### Task goal
Exactly as written, retype the listing below, omitting the pictures.

..........

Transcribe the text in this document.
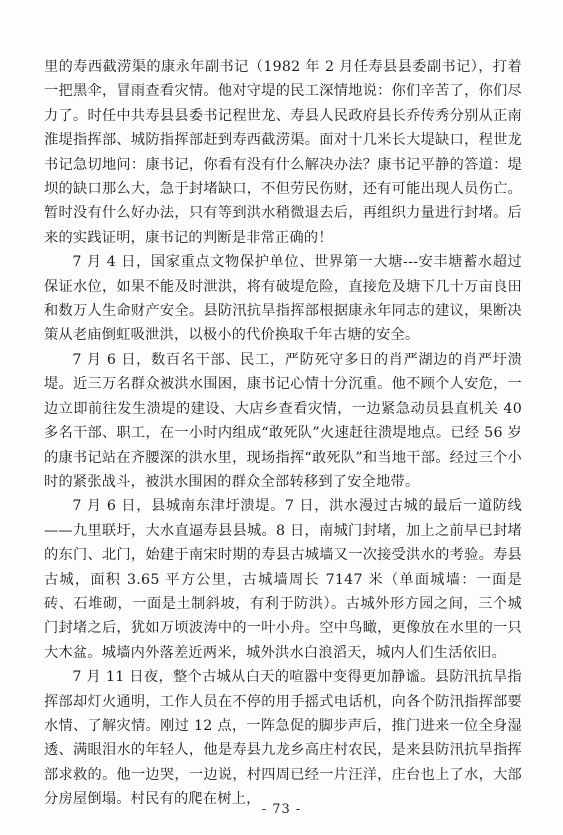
里的寿西截涝渠的康永年副书记（1982 年 2 月任寿县县委副书记），打着一把黑伞，冒雨查看灾情。他对守堤的民工深情地说：你们辛苦了，你们尽力了。时任中共寿县县委书记程世龙、寿县人民政府县长乔传秀分别从正南淮堤指挥部、城防指挥部赶到寿西截涝渠。面对十几米长大堤缺口，程世龙书记急切地问：康书记，你看有没有什么解决办法？康书记平静的答道：堤坝的缺口那么大，急于封堵缺口，不但劳民伤财，还有可能出现人员伤亡。暂时没有什么好办法，只有等到洪水稍微退去后，再组织力量进行封堵。后来的实践证明，康书记的判断是非常正确的！

7 月 4 日，国家重点文物保护单位、世界第一大塘---安丰塘蓄水超过保证水位，如果不能及时泄洪，将有破堤危险，直接危及塘下几十万亩良田和数万人生命财产安全。县防汛抗旱指挥部根据康永年同志的建议，果断决策从老庙倒虹吸泄洪，以极小的代价换取千年古塘的安全。

7 月 6 日，数百名干部、民工，严防死守多日的肖严湖边的肖严圩溃堤。近三万名群众被洪水围困，康书记心情十分沉重。他不顾个人安危，一边立即前往发生溃堤的建设、大店乡查看灾情，一边紧急动员县直机关 40 多名干部、职工，在一小时内组成“敢死队”火速赶往溃堤地点。已经 56 岁的康书记站在齐腰深的洪水里，现场指挥“敢死队”和当地干部。经过三个小时的紧张战斗，被洪水围困的群众全部转移到了安全地带。

7 月 6 日，县城南东津圩溃堤。7 日，洪水漫过古城的最后一道防线——九里联圩，大水直逼寿县县城。8 日，南城门封堵，加上之前早已封堵的东门、北门，始建于南宋时期的寿县古城墙又一次接受洪水的考验。寿县古城，面积 3.65 平方公里，古城墙周长 7147 米（单面城墙：一面是砖、石堆砌，一面是土制斜坡，有利于防洪）。古城外形方园之间，三个城门封堵之后，犹如万顷波涛中的一叶小舟。空中鸟瞰，更像放在水里的一只大木盆。城墙内外落差近两米，城外洪水白浪滔天，城内人们生活依旧。

7 月 11 日夜，整个古城从白天的喧嚣中变得更加静谧。县防汛抗旱指挥部却灯火通明，工作人员在不停的用手摇式电话机，向各个防汛指挥部要水情、了解灾情。刚过 12 点，一阵急促的脚步声后，推门进来一位全身湿透、满眼泪水的年轻人，他是寿县九龙乡高庄村农民，是来县防汛抗旱指挥部求救的。他一边哭，一边说，村四周已经一片汪洋，庄台也上了水，大部分房屋倒塌。村民有的爬在树上，

- 73 -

..........

### Written solution
Transcribe the text in this document.
里的寿西截涝渠的康永年副书记（1982 年 2 月任寿县县委副书记），打着一把黑伞，冒雨查看灾情。他对守堤的民工深情地说：你们辛苦了，你们尽力了。时任中共寿县县委书记程世龙、寿县人民政府县长乔传秀分别从正南淮堤指挥部、城防指挥部赶到寿西截涝渠。面对十几米长大堤缺口，程世龙书记急切地问：康书记，你看有没有什么解决办法？康书记平静的答道：堤坝的缺口那么大，急于封堵缺口，不但劳民伤财，还有可能出现人员伤亡。暂时没有什么好办法，只有等到洪水稍微退去后，再组织力量进行封堵。后来的实践证明，康书记的判断是非常正确的！

7 月 4 日，国家重点文物保护单位、世界第一大塘---安丰塘蓄水超过保证水位，如果不能及时泄洪，将有破堤危险，直接危及塘下几十万亩良田和数万人生命财产安全。县防汛抗旱指挥部根据康永年同志的建议，果断决策从老庙倒虹吸泄洪，以极小的代价换取千年古塘的安全。

7 月 6 日，数百名干部、民工，严防死守多日的肖严湖边的肖严圩溃堤。近三万名群众被洪水围困，康书记心情十分沉重。他不顾个人安危，一边立即前往发生溃堤的建设、大店乡查看灾情，一边紧急动员县直机关 40 多名干部、职工，在一小时内组成“敢死队”火速赶往溃堤地点。已经 56 岁的康书记站在齐腰深的洪水里，现场指挥“敢死队”和当地干部。经过三个小时的紧张战斗，被洪水围困的群众全部转移到了安全地带。

7 月 6 日，县城南东津圩溃堤。7 日，洪水漫过古城的最后一道防线——九里联圩，大水直逼寿县县城。8 日，南城门封堵，加上之前早已封堵的东门、北门，始建于南宋时期的寿县古城墙又一次接受洪水的考验。寿县古城，面积 3.65 平方公里，古城墙周长 7147 米（单面城墙：一面是砖、石堆砌，一面是土制斜坡，有利于防洪）。古城外形方园之间，三个城门封堵之后，犹如万顷波涛中的一叶小舟。空中鸟瞰，更像放在水里的一只大木盆。城墙内外落差近两米，城外洪水白浪滔天，城内人们生活依旧。

7 月 11 日夜，整个古城从白天的喧嚣中变得更加静谧。县防汛抗旱指挥部却灯火通明，工作人员在不停的用手摇式电话机，向各个防汛指挥部要水情、了解灾情。刚过 12 点，一阵急促的脚步声后，推门进来一位全身湿透、满眼泪水的年轻人，他是寿县九龙乡高庄村农民，是来县防汛抗旱指挥部求救的。他一边哭，一边说，村四周已经一片汪洋，庄台也上了水，大部分房屋倒塌。村民有的爬在树上，

- 73 -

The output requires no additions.